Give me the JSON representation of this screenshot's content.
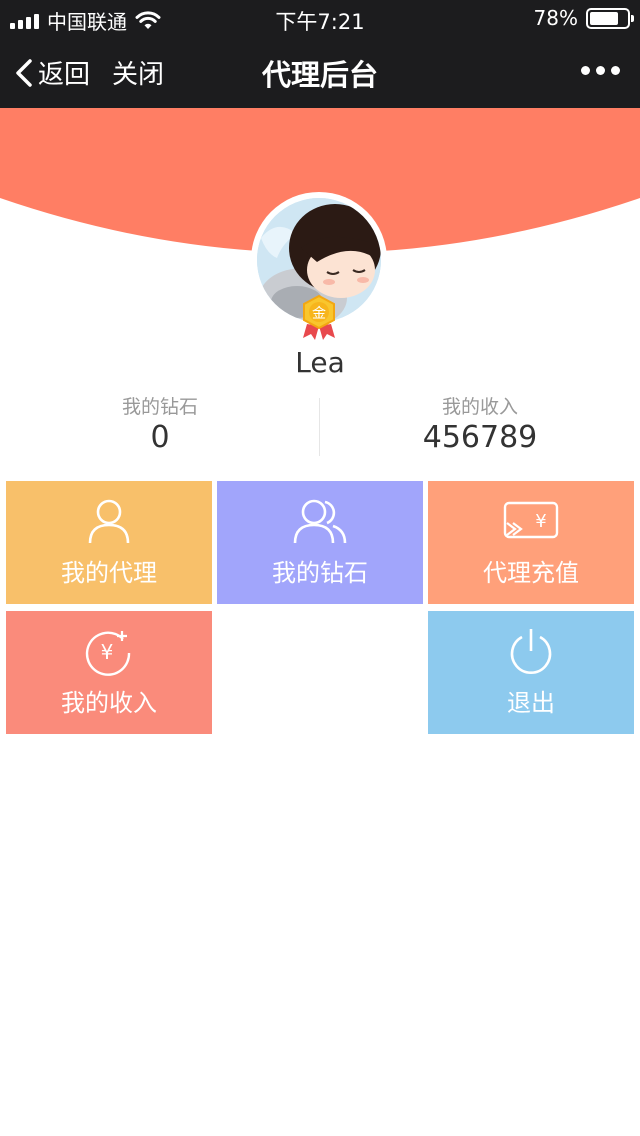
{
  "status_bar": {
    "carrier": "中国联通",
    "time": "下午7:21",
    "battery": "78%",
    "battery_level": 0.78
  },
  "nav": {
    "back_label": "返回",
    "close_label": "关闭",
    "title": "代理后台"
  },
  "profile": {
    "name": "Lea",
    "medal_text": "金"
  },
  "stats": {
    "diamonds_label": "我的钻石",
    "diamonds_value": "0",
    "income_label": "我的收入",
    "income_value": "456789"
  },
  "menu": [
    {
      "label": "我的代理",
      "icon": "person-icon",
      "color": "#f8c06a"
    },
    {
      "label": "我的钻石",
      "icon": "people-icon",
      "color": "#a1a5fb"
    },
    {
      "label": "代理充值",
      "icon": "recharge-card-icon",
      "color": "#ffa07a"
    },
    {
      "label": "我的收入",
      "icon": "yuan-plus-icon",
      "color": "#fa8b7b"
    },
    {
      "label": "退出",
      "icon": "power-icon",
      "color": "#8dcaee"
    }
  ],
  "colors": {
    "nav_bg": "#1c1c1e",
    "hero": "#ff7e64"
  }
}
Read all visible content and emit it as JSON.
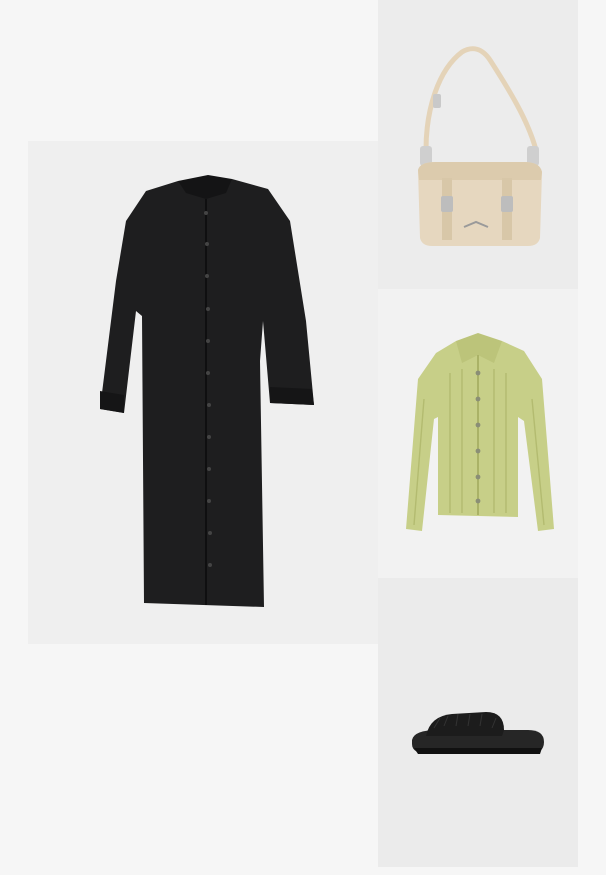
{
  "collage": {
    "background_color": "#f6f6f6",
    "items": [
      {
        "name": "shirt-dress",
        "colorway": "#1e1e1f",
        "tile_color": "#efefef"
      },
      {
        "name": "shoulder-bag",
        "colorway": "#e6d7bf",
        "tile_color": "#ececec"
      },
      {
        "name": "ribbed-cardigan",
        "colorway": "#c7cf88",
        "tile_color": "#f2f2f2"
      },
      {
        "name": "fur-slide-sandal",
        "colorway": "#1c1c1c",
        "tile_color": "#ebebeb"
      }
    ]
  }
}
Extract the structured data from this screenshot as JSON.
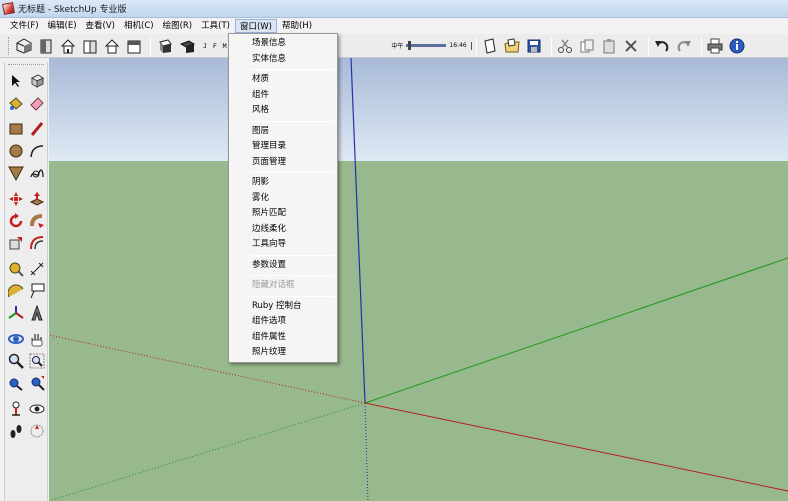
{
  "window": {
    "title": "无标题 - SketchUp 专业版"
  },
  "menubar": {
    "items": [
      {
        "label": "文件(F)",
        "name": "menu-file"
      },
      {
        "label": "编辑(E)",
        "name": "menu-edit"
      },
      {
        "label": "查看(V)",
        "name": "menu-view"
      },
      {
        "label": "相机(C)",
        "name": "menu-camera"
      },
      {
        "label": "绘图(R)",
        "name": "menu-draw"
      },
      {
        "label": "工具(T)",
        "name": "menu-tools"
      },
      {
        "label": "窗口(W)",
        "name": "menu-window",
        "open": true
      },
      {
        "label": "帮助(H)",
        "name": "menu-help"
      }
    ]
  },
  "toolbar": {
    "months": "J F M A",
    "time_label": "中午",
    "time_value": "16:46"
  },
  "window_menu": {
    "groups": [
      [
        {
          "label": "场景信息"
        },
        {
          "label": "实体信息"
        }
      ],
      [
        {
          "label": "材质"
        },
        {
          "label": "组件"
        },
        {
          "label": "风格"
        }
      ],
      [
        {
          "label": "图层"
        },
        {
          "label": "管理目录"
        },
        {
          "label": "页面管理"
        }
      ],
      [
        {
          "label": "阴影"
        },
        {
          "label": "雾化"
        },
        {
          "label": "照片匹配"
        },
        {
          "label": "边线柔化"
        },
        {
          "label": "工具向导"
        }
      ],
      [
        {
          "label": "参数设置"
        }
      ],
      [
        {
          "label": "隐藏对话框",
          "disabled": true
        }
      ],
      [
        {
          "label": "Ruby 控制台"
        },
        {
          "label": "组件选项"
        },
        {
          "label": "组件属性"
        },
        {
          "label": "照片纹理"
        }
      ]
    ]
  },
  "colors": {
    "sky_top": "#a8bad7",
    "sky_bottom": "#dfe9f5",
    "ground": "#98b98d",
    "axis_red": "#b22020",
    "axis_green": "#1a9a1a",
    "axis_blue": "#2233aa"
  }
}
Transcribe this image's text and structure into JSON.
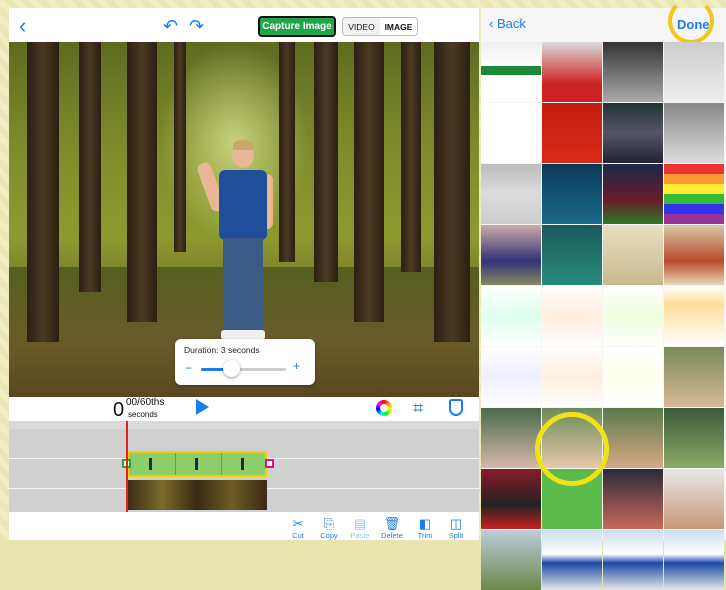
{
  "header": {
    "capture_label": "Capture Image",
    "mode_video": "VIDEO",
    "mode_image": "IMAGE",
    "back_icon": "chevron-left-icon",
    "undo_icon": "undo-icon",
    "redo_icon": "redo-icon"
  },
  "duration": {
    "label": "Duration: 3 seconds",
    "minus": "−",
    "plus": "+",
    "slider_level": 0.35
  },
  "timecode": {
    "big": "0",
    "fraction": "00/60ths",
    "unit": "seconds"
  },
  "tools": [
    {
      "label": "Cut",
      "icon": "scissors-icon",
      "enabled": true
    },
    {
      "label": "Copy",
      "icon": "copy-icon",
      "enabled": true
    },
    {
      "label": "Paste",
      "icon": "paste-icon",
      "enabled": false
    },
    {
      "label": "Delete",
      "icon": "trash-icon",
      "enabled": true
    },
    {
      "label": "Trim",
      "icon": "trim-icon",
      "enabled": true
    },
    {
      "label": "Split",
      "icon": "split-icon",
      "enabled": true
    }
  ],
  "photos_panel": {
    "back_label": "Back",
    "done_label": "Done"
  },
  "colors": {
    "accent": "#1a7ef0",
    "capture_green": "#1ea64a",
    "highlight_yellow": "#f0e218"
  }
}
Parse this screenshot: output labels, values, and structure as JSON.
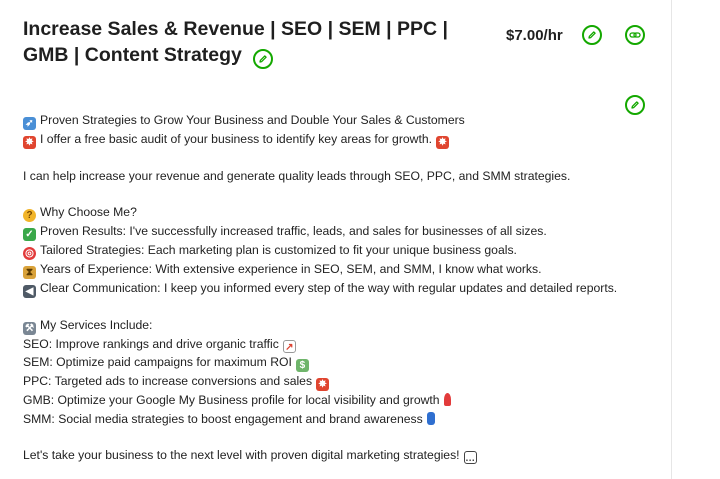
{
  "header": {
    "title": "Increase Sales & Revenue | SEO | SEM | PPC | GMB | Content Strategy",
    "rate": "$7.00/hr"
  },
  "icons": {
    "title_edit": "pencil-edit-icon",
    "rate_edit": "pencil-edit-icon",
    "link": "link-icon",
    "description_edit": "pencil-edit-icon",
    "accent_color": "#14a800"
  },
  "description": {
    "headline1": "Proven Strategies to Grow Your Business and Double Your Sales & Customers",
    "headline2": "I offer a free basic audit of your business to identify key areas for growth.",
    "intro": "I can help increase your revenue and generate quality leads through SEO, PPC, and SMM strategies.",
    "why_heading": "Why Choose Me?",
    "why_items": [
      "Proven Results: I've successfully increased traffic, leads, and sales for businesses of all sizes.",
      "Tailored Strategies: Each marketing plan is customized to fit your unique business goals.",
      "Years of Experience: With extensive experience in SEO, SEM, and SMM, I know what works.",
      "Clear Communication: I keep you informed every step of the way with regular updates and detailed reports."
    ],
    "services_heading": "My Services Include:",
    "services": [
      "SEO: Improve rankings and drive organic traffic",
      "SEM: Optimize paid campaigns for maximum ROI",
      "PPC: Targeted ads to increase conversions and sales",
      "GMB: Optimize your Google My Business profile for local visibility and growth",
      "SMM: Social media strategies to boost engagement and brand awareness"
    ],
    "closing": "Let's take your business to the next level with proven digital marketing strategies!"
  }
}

——

→ **Task instructions**:
Leave out the pictures and give the listing above again exactly.

→ **Task response**:
Give me the JSON representation of this screenshot's content.
{
  "status_bar": {
    "carrier": "中国联通",
    "time": "下午7:21",
    "battery": "78%",
    "battery_level": 0.78
  },
  "nav": {
    "back_label": "返回",
    "close_label": "关闭",
    "title": "代理后台"
  },
  "profile": {
    "name": "Lea",
    "medal_text": "金"
  },
  "stats": {
    "diamonds_label": "我的钻石",
    "diamonds_value": "0",
    "income_label": "我的收入",
    "income_value": "456789"
  },
  "menu": [
    {
      "label": "我的代理",
      "icon": "person-icon",
      "color": "#f8c06a"
    },
    {
      "label": "我的钻石",
      "icon": "people-icon",
      "color": "#a1a5fb"
    },
    {
      "label": "代理充值",
      "icon": "recharge-card-icon",
      "color": "#ffa07a"
    },
    {
      "label": "我的收入",
      "icon": "yuan-plus-icon",
      "color": "#fa8b7b"
    },
    {
      "label": "退出",
      "icon": "power-icon",
      "color": "#8dcaee"
    }
  ],
  "colors": {
    "nav_bg": "#1c1c1e",
    "hero": "#ff7e64"
  }
}
Read all visible content and emit it as JSON.
{
  "collage": {
    "background_color": "#f6f6f6",
    "items": [
      {
        "name": "shirt-dress",
        "colorway": "#1e1e1f",
        "tile_color": "#efefef"
      },
      {
        "name": "shoulder-bag",
        "colorway": "#e6d7bf",
        "tile_color": "#ececec"
      },
      {
        "name": "ribbed-cardigan",
        "colorway": "#c7cf88",
        "tile_color": "#f2f2f2"
      },
      {
        "name": "fur-slide-sandal",
        "colorway": "#1c1c1c",
        "tile_color": "#ebebeb"
      }
    ]
  }
}
Extract the structured data from this screenshot as JSON.
{
  "window": {
    "title": "无标题 - SketchUp 专业版"
  },
  "menubar": {
    "items": [
      {
        "label": "文件(F)",
        "name": "menu-file"
      },
      {
        "label": "编辑(E)",
        "name": "menu-edit"
      },
      {
        "label": "查看(V)",
        "name": "menu-view"
      },
      {
        "label": "相机(C)",
        "name": "menu-camera"
      },
      {
        "label": "绘图(R)",
        "name": "menu-draw"
      },
      {
        "label": "工具(T)",
        "name": "menu-tools"
      },
      {
        "label": "窗口(W)",
        "name": "menu-window",
        "open": true
      },
      {
        "label": "帮助(H)",
        "name": "menu-help"
      }
    ]
  },
  "toolbar": {
    "months": "J F M A",
    "time_label": "中午",
    "time_value": "16:46"
  },
  "window_menu": {
    "groups": [
      [
        {
          "label": "场景信息"
        },
        {
          "label": "实体信息"
        }
      ],
      [
        {
          "label": "材质"
        },
        {
          "label": "组件"
        },
        {
          "label": "风格"
        }
      ],
      [
        {
          "label": "图层"
        },
        {
          "label": "管理目录"
        },
        {
          "label": "页面管理"
        }
      ],
      [
        {
          "label": "阴影"
        },
        {
          "label": "雾化"
        },
        {
          "label": "照片匹配"
        },
        {
          "label": "边线柔化"
        },
        {
          "label": "工具向导"
        }
      ],
      [
        {
          "label": "参数设置"
        }
      ],
      [
        {
          "label": "隐藏对话框",
          "disabled": true
        }
      ],
      [
        {
          "label": "Ruby 控制台"
        },
        {
          "label": "组件选项"
        },
        {
          "label": "组件属性"
        },
        {
          "label": "照片纹理"
        }
      ]
    ]
  },
  "colors": {
    "sky_top": "#a8bad7",
    "sky_bottom": "#dfe9f5",
    "ground": "#98b98d",
    "axis_red": "#b22020",
    "axis_green": "#1a9a1a",
    "axis_blue": "#2233aa"
  }
}
Transcribe this image's text and structure into JSON.
{
  "header": {
    "capture_label": "Capture Image",
    "mode_video": "VIDEO",
    "mode_image": "IMAGE",
    "back_icon": "chevron-left-icon",
    "undo_icon": "undo-icon",
    "redo_icon": "redo-icon"
  },
  "duration": {
    "label": "Duration: 3 seconds",
    "minus": "−",
    "plus": "+",
    "slider_level": 0.35
  },
  "timecode": {
    "big": "0",
    "fraction": "00/60ths",
    "unit": "seconds"
  },
  "tools": [
    {
      "label": "Cut",
      "icon": "scissors-icon",
      "enabled": true
    },
    {
      "label": "Copy",
      "icon": "copy-icon",
      "enabled": true
    },
    {
      "label": "Paste",
      "icon": "paste-icon",
      "enabled": false
    },
    {
      "label": "Delete",
      "icon": "trash-icon",
      "enabled": true
    },
    {
      "label": "Trim",
      "icon": "trim-icon",
      "enabled": true
    },
    {
      "label": "Split",
      "icon": "split-icon",
      "enabled": true
    }
  ],
  "photos_panel": {
    "back_label": "Back",
    "done_label": "Done"
  },
  "colors": {
    "accent": "#1a7ef0",
    "capture_green": "#1ea64a",
    "highlight_yellow": "#f0e218"
  }
}
Parse this screenshot: output labels, values, and structure as JSON.
{
  "header": {
    "title": "Increase Sales & Revenue | SEO | SEM | PPC | GMB | Content Strategy",
    "rate": "$7.00/hr"
  },
  "icons": {
    "title_edit": "pencil-edit-icon",
    "rate_edit": "pencil-edit-icon",
    "link": "link-icon",
    "description_edit": "pencil-edit-icon",
    "accent_color": "#14a800"
  },
  "description": {
    "headline1": "Proven Strategies to Grow Your Business and Double Your Sales & Customers",
    "headline2": "I offer a free basic audit of your business to identify key areas for growth.",
    "intro": "I can help increase your revenue and generate quality leads through SEO, PPC, and SMM strategies.",
    "why_heading": "Why Choose Me?",
    "why_items": [
      "Proven Results: I've successfully increased traffic, leads, and sales for businesses of all sizes.",
      "Tailored Strategies: Each marketing plan is customized to fit your unique business goals.",
      "Years of Experience: With extensive experience in SEO, SEM, and SMM, I know what works.",
      "Clear Communication: I keep you informed every step of the way with regular updates and detailed reports."
    ],
    "services_heading": "My Services Include:",
    "services": [
      "SEO: Improve rankings and drive organic traffic",
      "SEM: Optimize paid campaigns for maximum ROI",
      "PPC: Targeted ads to increase conversions and sales",
      "GMB: Optimize your Google My Business profile for local visibility and growth",
      "SMM: Social media strategies to boost engagement and brand awareness"
    ],
    "closing": "Let's take your business to the next level with proven digital marketing strategies!"
  }
}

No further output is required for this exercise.